List, in full, each line of the material that contains the string "alerting". Only matches with the same uppercase and lowercase letters count.

(Dataset entries)
[start]
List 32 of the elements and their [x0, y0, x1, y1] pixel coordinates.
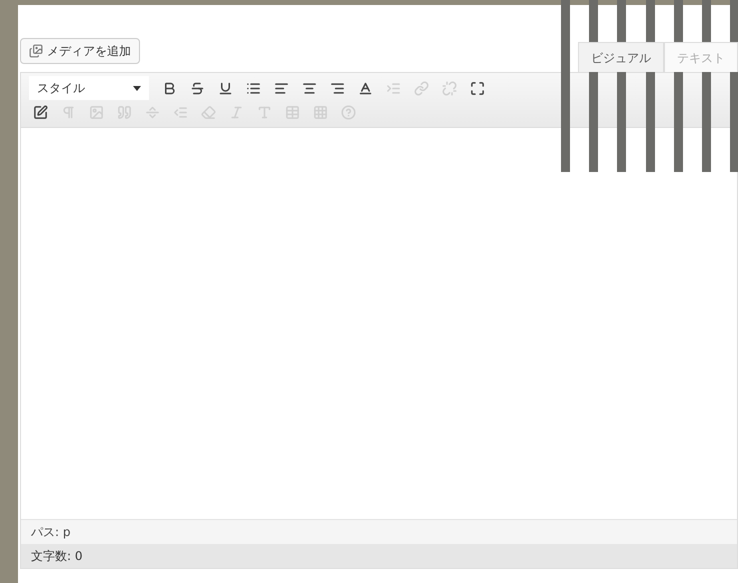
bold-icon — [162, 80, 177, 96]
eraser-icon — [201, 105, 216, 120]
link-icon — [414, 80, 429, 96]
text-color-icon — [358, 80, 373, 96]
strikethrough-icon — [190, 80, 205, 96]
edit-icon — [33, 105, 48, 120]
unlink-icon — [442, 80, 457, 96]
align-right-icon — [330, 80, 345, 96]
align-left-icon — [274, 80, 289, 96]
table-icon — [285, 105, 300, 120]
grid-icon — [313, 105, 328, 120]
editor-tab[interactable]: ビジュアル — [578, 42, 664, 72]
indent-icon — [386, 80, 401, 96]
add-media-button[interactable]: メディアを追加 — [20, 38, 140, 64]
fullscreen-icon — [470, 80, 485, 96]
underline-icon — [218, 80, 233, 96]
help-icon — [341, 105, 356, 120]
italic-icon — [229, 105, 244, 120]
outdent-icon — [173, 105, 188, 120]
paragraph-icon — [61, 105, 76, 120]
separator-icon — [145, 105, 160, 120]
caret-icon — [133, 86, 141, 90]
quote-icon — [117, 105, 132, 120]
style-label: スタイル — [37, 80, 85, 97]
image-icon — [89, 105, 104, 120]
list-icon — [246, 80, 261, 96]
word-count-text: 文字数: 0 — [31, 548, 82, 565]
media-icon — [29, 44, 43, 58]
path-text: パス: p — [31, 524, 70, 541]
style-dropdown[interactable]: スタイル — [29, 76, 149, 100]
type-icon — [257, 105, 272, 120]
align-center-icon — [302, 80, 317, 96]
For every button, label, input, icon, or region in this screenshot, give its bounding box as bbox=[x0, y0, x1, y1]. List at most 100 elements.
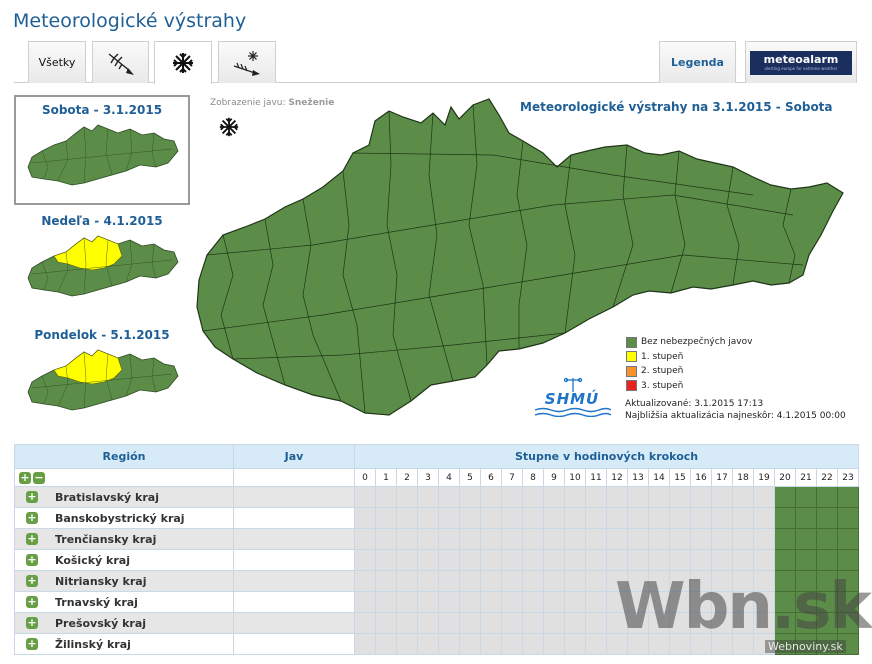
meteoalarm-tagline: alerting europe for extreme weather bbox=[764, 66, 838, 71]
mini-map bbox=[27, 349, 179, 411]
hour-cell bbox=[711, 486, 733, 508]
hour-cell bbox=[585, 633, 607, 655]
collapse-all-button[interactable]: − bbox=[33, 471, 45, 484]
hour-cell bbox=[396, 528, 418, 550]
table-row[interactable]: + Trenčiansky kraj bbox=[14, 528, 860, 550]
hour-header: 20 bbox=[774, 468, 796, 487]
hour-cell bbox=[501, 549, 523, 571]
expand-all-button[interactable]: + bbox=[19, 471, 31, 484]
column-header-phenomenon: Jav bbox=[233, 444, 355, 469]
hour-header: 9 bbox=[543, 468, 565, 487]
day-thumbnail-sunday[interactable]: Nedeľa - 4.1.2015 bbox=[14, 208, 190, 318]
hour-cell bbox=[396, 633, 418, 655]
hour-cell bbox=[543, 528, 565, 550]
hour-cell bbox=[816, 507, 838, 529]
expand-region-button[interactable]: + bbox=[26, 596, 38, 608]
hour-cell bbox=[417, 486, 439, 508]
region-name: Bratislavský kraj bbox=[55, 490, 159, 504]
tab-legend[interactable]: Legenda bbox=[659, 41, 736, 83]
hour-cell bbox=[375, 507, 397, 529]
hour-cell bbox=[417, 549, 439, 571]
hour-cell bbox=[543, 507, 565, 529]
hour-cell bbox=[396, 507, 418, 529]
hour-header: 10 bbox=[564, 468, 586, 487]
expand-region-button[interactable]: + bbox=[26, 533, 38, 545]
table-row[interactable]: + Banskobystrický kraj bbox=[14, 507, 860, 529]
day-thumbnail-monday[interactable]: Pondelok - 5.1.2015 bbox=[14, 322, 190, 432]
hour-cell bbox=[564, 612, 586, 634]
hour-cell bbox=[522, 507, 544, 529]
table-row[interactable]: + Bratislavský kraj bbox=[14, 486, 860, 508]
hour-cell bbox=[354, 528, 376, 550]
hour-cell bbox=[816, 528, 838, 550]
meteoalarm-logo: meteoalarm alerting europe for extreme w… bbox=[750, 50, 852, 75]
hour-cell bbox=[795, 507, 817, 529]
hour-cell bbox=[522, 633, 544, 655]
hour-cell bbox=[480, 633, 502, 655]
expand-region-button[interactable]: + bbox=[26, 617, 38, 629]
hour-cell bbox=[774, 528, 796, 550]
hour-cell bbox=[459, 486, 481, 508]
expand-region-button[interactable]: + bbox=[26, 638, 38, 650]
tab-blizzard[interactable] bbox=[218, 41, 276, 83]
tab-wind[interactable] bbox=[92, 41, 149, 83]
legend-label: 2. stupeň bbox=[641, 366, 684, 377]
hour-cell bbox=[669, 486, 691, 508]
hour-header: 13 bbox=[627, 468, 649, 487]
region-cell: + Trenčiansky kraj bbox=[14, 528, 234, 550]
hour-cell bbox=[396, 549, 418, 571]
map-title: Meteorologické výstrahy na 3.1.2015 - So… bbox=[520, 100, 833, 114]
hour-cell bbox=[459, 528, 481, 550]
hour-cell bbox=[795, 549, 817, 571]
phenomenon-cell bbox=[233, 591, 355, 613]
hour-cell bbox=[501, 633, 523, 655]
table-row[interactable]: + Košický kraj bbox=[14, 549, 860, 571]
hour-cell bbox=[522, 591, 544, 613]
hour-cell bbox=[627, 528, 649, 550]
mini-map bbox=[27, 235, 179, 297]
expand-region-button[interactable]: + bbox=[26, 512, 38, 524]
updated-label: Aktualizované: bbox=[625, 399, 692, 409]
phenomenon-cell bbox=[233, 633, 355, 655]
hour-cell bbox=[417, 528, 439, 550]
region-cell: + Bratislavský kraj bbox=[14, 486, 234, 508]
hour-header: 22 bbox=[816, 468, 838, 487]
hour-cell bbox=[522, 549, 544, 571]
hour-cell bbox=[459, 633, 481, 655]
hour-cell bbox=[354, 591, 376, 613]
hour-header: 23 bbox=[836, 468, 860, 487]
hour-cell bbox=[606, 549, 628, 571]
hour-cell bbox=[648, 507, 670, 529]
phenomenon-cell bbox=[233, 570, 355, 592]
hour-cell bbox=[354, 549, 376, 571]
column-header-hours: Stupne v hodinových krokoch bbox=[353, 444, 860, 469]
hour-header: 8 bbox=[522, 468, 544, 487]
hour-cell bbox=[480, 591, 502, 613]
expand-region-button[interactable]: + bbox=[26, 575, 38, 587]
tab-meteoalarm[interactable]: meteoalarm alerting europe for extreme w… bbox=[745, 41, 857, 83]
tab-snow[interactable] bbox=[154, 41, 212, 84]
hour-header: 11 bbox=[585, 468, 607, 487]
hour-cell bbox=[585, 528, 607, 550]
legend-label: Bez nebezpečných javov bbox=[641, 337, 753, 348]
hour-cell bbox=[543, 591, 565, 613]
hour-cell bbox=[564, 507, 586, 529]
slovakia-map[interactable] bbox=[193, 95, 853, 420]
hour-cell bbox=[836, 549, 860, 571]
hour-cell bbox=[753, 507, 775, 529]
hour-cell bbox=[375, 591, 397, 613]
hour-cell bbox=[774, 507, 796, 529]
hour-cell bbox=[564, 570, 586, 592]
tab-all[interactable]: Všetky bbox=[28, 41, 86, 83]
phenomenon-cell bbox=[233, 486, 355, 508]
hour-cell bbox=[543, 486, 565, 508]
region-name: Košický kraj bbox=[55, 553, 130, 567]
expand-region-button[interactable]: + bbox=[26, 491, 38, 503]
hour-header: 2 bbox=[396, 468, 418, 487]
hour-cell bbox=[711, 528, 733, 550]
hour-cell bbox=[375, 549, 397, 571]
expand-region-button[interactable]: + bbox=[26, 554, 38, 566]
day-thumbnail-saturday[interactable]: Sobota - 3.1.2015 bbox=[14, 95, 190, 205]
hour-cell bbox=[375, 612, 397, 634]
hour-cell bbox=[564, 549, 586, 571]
[end]
OUTPUT OF THE TASK —
meteoalarm-tagline: alerting europe for extreme weather bbox=[764, 66, 838, 71]
meteoalarm-logo: meteoalarm alerting europe for extreme w… bbox=[750, 50, 852, 75]
tab-meteoalarm[interactable]: meteoalarm alerting europe for extreme w… bbox=[745, 41, 857, 83]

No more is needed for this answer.